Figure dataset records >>
┏━━

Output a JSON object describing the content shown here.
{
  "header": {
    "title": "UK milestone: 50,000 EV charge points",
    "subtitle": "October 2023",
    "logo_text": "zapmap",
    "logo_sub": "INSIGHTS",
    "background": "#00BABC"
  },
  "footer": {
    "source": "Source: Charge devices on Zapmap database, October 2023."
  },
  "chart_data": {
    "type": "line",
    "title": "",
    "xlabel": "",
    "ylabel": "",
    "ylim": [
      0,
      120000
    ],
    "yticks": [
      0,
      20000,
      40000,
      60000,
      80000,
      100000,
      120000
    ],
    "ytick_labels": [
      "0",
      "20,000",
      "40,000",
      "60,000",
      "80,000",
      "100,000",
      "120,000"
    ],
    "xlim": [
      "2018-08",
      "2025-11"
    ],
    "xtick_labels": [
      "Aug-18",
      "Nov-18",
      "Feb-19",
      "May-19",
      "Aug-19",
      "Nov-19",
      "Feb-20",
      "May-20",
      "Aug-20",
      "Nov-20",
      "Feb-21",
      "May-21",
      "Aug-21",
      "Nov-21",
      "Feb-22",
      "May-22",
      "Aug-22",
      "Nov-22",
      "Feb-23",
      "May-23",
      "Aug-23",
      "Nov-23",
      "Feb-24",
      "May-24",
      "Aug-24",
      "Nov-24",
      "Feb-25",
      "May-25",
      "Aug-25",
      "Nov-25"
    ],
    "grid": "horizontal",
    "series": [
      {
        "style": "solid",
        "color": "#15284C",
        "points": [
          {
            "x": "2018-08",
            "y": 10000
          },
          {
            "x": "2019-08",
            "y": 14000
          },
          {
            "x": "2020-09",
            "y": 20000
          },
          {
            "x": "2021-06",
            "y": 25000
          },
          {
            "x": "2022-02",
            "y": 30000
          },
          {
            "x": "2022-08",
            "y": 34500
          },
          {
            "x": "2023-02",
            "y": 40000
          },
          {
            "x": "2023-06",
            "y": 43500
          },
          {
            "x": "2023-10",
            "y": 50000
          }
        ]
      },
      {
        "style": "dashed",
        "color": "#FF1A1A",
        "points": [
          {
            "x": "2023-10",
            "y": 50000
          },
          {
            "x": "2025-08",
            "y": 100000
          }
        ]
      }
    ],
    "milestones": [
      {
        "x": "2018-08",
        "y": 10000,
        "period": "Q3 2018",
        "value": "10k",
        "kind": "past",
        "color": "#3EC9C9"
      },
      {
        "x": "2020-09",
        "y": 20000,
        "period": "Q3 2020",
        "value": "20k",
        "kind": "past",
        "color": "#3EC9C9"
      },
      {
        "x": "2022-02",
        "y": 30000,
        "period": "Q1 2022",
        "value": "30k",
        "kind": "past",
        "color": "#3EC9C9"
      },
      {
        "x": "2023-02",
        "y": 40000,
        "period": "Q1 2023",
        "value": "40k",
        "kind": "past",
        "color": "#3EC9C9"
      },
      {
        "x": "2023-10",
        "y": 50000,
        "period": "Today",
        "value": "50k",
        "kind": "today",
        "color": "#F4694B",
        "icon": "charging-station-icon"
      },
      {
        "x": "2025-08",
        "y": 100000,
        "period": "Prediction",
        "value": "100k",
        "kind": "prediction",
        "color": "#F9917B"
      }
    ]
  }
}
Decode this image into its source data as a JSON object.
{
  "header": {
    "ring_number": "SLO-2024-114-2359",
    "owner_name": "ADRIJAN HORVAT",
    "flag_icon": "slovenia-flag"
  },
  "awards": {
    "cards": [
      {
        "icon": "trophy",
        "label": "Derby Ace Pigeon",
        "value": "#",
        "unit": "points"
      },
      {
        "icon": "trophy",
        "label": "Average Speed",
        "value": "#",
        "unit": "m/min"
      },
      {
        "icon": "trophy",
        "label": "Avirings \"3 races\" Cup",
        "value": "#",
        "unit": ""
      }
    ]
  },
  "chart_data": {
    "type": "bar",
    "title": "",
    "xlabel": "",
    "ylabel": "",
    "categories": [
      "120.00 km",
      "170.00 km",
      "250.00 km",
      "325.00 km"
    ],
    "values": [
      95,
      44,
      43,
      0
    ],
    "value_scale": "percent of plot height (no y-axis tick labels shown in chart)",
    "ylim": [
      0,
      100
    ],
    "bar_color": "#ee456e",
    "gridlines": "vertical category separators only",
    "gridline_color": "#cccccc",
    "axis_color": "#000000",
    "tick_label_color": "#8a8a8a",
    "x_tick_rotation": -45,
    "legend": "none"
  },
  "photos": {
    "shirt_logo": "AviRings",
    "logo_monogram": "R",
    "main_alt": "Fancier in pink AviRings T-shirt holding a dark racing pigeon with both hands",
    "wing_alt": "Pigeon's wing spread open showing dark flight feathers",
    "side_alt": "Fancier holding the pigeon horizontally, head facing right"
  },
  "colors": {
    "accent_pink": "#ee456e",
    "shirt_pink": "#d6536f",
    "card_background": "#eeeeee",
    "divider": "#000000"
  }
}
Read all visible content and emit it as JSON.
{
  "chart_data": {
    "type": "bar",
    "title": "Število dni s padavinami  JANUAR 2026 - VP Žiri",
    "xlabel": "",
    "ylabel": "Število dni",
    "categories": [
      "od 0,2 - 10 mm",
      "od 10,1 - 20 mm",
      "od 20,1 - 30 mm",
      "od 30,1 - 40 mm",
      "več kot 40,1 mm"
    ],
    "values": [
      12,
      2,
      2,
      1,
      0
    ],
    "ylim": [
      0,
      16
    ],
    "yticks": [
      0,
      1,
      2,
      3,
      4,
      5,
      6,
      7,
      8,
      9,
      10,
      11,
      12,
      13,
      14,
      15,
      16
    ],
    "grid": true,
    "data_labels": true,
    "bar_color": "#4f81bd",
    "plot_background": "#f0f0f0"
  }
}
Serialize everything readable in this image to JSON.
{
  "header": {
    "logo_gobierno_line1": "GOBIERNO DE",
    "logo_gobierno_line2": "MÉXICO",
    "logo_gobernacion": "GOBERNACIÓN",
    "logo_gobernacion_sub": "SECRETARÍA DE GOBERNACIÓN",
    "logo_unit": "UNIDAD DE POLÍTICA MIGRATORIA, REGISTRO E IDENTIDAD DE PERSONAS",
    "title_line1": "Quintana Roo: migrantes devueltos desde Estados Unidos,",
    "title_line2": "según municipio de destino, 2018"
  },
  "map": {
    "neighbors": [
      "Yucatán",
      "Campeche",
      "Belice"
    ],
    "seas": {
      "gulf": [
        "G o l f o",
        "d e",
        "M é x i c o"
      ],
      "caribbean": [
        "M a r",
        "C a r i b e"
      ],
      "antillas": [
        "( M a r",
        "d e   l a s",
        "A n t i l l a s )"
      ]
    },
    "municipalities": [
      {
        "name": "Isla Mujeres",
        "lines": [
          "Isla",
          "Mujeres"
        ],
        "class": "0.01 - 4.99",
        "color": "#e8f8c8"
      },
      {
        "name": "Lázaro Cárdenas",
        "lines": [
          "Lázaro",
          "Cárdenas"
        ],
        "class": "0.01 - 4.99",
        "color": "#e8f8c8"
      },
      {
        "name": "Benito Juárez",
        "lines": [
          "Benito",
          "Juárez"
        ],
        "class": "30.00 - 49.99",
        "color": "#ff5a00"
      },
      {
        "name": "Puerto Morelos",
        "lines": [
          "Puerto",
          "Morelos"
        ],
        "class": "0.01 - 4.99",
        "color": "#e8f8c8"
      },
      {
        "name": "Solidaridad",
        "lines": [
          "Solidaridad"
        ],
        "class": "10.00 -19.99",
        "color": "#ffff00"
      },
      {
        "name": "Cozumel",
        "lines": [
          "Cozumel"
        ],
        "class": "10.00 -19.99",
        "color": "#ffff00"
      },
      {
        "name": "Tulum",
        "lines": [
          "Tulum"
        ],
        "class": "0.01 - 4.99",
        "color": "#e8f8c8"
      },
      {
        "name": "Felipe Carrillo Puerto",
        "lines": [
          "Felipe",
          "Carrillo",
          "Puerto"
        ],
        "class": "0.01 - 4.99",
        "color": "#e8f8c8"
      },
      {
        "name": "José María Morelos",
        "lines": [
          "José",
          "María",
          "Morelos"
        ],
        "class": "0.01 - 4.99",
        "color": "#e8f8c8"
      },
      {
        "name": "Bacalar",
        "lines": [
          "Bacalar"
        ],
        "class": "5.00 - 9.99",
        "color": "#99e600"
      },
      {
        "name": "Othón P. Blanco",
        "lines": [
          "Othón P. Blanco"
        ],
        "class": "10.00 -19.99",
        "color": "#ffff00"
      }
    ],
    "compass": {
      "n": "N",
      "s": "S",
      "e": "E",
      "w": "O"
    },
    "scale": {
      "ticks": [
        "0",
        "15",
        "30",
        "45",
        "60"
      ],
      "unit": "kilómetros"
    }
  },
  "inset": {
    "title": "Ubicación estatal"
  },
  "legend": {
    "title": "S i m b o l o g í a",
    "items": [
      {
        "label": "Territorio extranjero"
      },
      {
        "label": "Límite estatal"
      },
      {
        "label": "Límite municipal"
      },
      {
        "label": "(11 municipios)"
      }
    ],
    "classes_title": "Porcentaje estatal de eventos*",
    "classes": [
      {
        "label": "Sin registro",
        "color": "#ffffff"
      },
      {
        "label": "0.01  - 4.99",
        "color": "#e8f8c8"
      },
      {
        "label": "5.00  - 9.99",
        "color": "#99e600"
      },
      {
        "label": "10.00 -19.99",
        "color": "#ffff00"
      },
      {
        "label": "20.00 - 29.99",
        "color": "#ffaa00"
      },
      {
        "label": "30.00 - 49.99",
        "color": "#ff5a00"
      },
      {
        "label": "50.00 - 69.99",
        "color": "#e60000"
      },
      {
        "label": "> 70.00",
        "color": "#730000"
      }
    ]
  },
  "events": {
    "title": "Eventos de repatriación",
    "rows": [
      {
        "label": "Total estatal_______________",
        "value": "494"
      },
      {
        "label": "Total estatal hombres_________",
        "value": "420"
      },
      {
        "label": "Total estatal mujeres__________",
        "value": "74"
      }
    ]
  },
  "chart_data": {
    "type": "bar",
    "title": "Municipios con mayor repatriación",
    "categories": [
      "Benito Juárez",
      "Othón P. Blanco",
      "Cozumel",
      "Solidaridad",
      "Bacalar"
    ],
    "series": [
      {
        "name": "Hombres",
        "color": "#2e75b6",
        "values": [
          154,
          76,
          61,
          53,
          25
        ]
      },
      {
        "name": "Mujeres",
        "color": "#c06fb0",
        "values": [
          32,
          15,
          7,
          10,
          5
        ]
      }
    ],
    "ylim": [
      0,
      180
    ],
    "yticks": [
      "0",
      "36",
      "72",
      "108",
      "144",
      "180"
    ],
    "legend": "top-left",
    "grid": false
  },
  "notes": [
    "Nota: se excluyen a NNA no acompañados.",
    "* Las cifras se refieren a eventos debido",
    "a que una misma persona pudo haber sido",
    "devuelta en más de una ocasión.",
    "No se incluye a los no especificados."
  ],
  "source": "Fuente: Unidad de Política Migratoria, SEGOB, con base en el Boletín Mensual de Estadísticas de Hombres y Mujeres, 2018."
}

┗━━

WRITTEN TASK >> Extract all lines that hold the word "shown".

EXERCISE RESPONSE >>
Output a JSON object describing the content shown here.
    "value_scale": "percent of plot height (no y-axis tick labels shown in chart)",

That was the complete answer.